_THE EXERCISE_: Each entry should be quoted word for word, including every mark of punctuation.

_DATASET RECORDS_:
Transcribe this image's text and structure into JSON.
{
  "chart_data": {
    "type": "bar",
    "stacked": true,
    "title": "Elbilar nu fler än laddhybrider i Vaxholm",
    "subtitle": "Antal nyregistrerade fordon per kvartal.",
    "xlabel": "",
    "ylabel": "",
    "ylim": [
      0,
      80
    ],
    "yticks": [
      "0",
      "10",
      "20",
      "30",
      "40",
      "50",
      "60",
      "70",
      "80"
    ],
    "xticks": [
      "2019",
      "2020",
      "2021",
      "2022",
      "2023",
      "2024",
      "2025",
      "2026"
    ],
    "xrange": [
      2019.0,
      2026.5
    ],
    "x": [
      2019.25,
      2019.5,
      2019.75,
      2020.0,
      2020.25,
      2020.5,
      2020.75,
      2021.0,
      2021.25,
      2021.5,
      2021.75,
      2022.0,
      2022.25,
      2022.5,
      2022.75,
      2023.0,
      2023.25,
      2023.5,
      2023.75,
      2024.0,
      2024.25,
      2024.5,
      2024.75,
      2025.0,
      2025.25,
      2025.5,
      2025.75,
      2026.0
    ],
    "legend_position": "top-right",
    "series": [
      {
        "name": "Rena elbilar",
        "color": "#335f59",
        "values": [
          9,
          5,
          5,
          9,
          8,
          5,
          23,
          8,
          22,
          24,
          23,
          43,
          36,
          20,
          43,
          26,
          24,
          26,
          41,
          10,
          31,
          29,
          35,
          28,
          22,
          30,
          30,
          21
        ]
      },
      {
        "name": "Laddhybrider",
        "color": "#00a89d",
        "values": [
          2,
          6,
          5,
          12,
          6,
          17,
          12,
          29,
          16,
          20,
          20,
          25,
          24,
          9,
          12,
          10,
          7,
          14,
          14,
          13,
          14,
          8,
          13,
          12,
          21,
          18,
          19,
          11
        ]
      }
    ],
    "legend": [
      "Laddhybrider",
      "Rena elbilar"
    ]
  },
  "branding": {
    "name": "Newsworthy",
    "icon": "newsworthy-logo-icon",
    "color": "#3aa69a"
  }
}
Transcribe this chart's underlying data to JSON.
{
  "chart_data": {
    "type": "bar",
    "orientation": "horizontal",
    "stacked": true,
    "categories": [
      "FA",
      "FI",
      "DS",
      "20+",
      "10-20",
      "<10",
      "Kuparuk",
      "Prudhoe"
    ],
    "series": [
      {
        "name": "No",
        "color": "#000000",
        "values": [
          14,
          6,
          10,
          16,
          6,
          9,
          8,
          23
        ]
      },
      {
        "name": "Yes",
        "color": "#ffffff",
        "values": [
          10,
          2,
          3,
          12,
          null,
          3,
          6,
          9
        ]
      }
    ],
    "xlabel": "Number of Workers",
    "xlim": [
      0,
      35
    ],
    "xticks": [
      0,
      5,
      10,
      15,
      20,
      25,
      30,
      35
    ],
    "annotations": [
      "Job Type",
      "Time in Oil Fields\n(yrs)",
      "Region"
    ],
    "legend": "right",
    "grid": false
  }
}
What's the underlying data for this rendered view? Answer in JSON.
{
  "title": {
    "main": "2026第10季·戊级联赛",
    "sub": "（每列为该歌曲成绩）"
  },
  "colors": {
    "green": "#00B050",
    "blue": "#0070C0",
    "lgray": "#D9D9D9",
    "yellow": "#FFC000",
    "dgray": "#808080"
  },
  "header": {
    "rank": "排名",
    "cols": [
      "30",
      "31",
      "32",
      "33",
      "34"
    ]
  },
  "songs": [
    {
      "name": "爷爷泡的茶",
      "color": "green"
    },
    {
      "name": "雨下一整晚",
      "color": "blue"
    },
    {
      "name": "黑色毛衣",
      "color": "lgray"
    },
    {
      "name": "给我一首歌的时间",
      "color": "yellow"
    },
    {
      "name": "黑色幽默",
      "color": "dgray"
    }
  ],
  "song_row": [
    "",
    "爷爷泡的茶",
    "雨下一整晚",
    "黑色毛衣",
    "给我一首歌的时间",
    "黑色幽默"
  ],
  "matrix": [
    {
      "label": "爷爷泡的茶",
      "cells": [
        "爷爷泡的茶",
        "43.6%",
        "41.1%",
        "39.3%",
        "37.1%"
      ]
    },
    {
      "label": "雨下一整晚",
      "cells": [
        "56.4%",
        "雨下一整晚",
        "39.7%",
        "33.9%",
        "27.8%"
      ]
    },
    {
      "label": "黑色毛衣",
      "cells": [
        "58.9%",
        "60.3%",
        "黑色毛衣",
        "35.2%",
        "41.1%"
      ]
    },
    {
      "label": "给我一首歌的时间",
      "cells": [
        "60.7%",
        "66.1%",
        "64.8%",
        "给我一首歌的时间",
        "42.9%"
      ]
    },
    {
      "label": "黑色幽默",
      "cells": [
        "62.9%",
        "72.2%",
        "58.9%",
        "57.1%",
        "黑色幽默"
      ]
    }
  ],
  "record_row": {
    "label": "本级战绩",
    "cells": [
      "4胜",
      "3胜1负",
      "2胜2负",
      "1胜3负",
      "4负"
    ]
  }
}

_THE OUTPUT_:
Transcribe this image's text and structure into JSON.
{
  "chart_data": {
    "type": "bar",
    "stacked": true,
    "title": "Elbilar nu fler än laddhybrider i Vaxholm",
    "subtitle": "Antal nyregistrerade fordon per kvartal.",
    "xlabel": "",
    "ylabel": "",
    "ylim": [
      0,
      80
    ],
    "yticks": [
      "0",
      "10",
      "20",
      "30",
      "40",
      "50",
      "60",
      "70",
      "80"
    ],
    "xticks": [
      "2019",
      "2020",
      "2021",
      "2022",
      "2023",
      "2024",
      "2025",
      "2026"
    ],
    "xrange": [
      2019.0,
      2026.5
    ],
    "x": [
      2019.25,
      2019.5,
      2019.75,
      2020.0,
      2020.25,
      2020.5,
      2020.75,
      2021.0,
      2021.25,
      2021.5,
      2021.75,
      2022.0,
      2022.25,
      2022.5,
      2022.75,
      2023.0,
      2023.25,
      2023.5,
      2023.75,
      2024.0,
      2024.25,
      2024.5,
      2024.75,
      2025.0,
      2025.25,
      2025.5,
      2025.75,
      2026.0
    ],
    "legend_position": "top-right",
    "series": [
      {
        "name": "Rena elbilar",
        "color": "#335f59",
        "values": [
          9,
          5,
          5,
          9,
          8,
          5,
          23,
          8,
          22,
          24,
          23,
          43,
          36,
          20,
          43,
          26,
          24,
          26,
          41,
          10,
          31,
          29,
          35,
          28,
          22,
          30,
          30,
          21
        ]
      },
      {
        "name": "Laddhybrider",
        "color": "#00a89d",
        "values": [
          2,
          6,
          5,
          12,
          6,
          17,
          12,
          29,
          16,
          20,
          20,
          25,
          24,
          9,
          12,
          10,
          7,
          14,
          14,
          13,
          14,
          8,
          13,
          12,
          21,
          18,
          19,
          11
        ]
      }
    ],
    "legend": [
      "Laddhybrider",
      "Rena elbilar"
    ]
  },
  "branding": {
    "name": "Newsworthy",
    "icon": "newsworthy-logo-icon",
    "color": "#3aa69a"
  }
}
Transcribe this chart's underlying data to JSON.
{
  "chart_data": {
    "type": "bar",
    "orientation": "horizontal",
    "stacked": true,
    "categories": [
      "FA",
      "FI",
      "DS",
      "20+",
      "10-20",
      "<10",
      "Kuparuk",
      "Prudhoe"
    ],
    "series": [
      {
        "name": "No",
        "color": "#000000",
        "values": [
          14,
          6,
          10,
          16,
          6,
          9,
          8,
          23
        ]
      },
      {
        "name": "Yes",
        "color": "#ffffff",
        "values": [
          10,
          2,
          3,
          12,
          null,
          3,
          6,
          9
        ]
      }
    ],
    "xlabel": "Number of Workers",
    "xlim": [
      0,
      35
    ],
    "xticks": [
      0,
      5,
      10,
      15,
      20,
      25,
      30,
      35
    ],
    "annotations": [
      "Job Type",
      "Time in Oil Fields\n(yrs)",
      "Region"
    ],
    "legend": "right",
    "grid": false
  }
}
What's the underlying data for this rendered view? Answer in JSON.
{
  "title": {
    "main": "2026第10季·戊级联赛",
    "sub": "（每列为该歌曲成绩）"
  },
  "colors": {
    "green": "#00B050",
    "blue": "#0070C0",
    "lgray": "#D9D9D9",
    "yellow": "#FFC000",
    "dgray": "#808080"
  },
  "header": {
    "rank": "排名",
    "cols": [
      "30",
      "31",
      "32",
      "33",
      "34"
    ]
  },
  "songs": [
    {
      "name": "爷爷泡的茶",
      "color": "green"
    },
    {
      "name": "雨下一整晚",
      "color": "blue"
    },
    {
      "name": "黑色毛衣",
      "color": "lgray"
    },
    {
      "name": "给我一首歌的时间",
      "color": "yellow"
    },
    {
      "name": "黑色幽默",
      "color": "dgray"
    }
  ],
  "song_row": [
    "",
    "爷爷泡的茶",
    "雨下一整晚",
    "黑色毛衣",
    "给我一首歌的时间",
    "黑色幽默"
  ],
  "matrix": [
    {
      "label": "爷爷泡的茶",
      "cells": [
        "爷爷泡的茶",
        "43.6%",
        "41.1%",
        "39.3%",
        "37.1%"
      ]
    },
    {
      "label": "雨下一整晚",
      "cells": [
        "56.4%",
        "雨下一整晚",
        "39.7%",
        "33.9%",
        "27.8%"
      ]
    },
    {
      "label": "黑色毛衣",
      "cells": [
        "58.9%",
        "60.3%",
        "黑色毛衣",
        "35.2%",
        "41.1%"
      ]
    },
    {
      "label": "给我一首歌的时间",
      "cells": [
        "60.7%",
        "66.1%",
        "64.8%",
        "给我一首歌的时间",
        "42.9%"
      ]
    },
    {
      "label": "黑色幽默",
      "cells": [
        "62.9%",
        "72.2%",
        "58.9%",
        "57.1%",
        "黑色幽默"
      ]
    }
  ],
  "record_row": {
    "label": "本级战绩",
    "cells": [
      "4胜",
      "3胜1负",
      "2胜2负",
      "1胜3负",
      "4负"
    ]
  }
}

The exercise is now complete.